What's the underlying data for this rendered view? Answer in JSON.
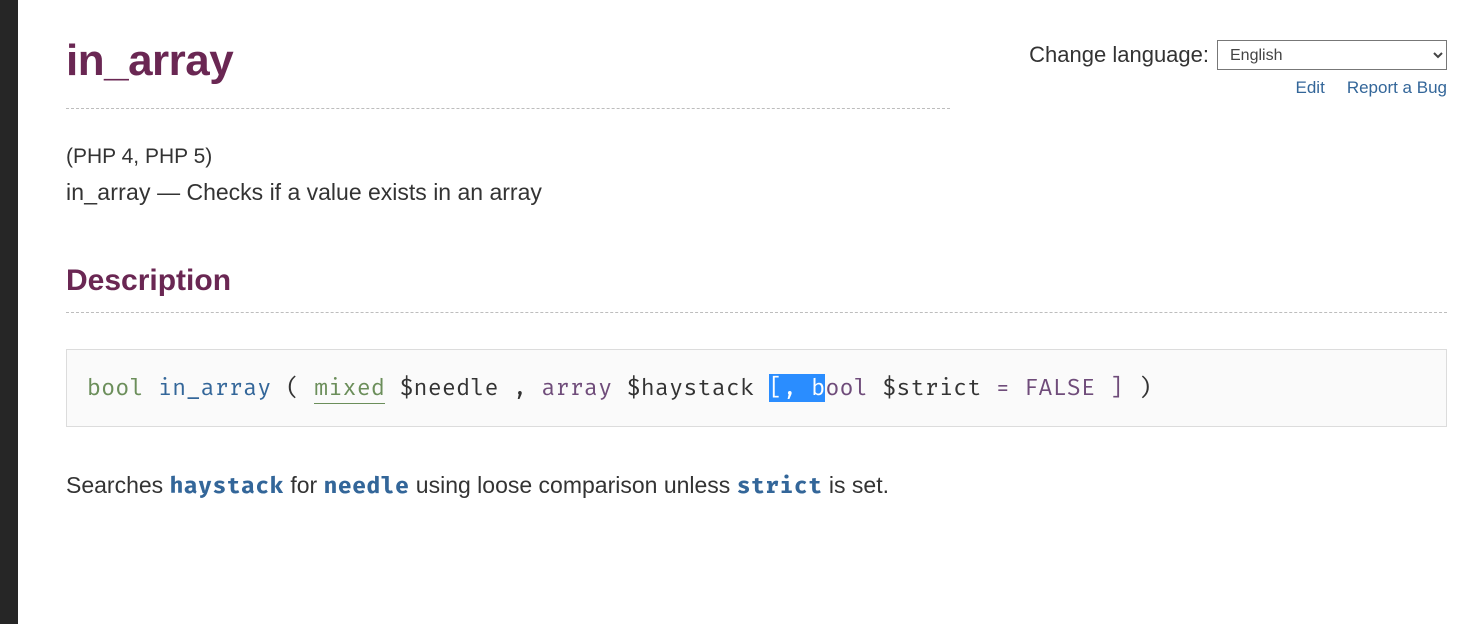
{
  "header": {
    "title": "in_array",
    "lang_label": "Change language:",
    "lang_selected": "English",
    "lang_options": [
      "English"
    ],
    "links": {
      "edit": "Edit",
      "report": "Report a Bug"
    }
  },
  "meta": {
    "versions": "(PHP 4, PHP 5)",
    "summary_name": "in_array",
    "summary_sep": " — ",
    "summary_desc": "Checks if a value exists in an array"
  },
  "sections": {
    "description": "Description"
  },
  "synopsis": {
    "ret_type": "bool",
    "fn": "in_array",
    "lp": " ( ",
    "p1_type": "mixed",
    "p1_var": "$needle",
    "c1": " , ",
    "p2_type": "array",
    "p2_var": "$haystack",
    "sp1": " ",
    "sel_part": "[, b",
    "p3_type_rest": "ool",
    "sp2": " ",
    "p3_var": "$strict",
    "eq": " = ",
    "p3_def": "FALSE",
    "opt_close": " ]",
    "rp": " )"
  },
  "body": {
    "search_para": {
      "t1": "Searches ",
      "h1": "haystack",
      "t2": " for ",
      "h2": "needle",
      "t3": " using loose comparison unless ",
      "h3": "strict",
      "t4": " is set."
    }
  }
}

■ Required work
Make an exact copy of the whole listing, but don't bring over any pictures.

■ Right answer
What's the underlying data for this rendered view? Answer in JSON.
{
  "header": {
    "title": "in_array",
    "lang_label": "Change language:",
    "lang_selected": "English",
    "lang_options": [
      "English"
    ],
    "links": {
      "edit": "Edit",
      "report": "Report a Bug"
    }
  },
  "meta": {
    "versions": "(PHP 4, PHP 5)",
    "summary_name": "in_array",
    "summary_sep": " — ",
    "summary_desc": "Checks if a value exists in an array"
  },
  "sections": {
    "description": "Description"
  },
  "synopsis": {
    "ret_type": "bool",
    "fn": "in_array",
    "lp": " ( ",
    "p1_type": "mixed",
    "p1_var": "$needle",
    "c1": " , ",
    "p2_type": "array",
    "p2_var": "$haystack",
    "sp1": " ",
    "sel_part": "[, b",
    "p3_type_rest": "ool",
    "sp2": " ",
    "p3_var": "$strict",
    "eq": " = ",
    "p3_def": "FALSE",
    "opt_close": " ]",
    "rp": " )"
  },
  "body": {
    "search_para": {
      "t1": "Searches ",
      "h1": "haystack",
      "t2": " for ",
      "h2": "needle",
      "t3": " using loose comparison unless ",
      "h3": "strict",
      "t4": " is set."
    }
  }
}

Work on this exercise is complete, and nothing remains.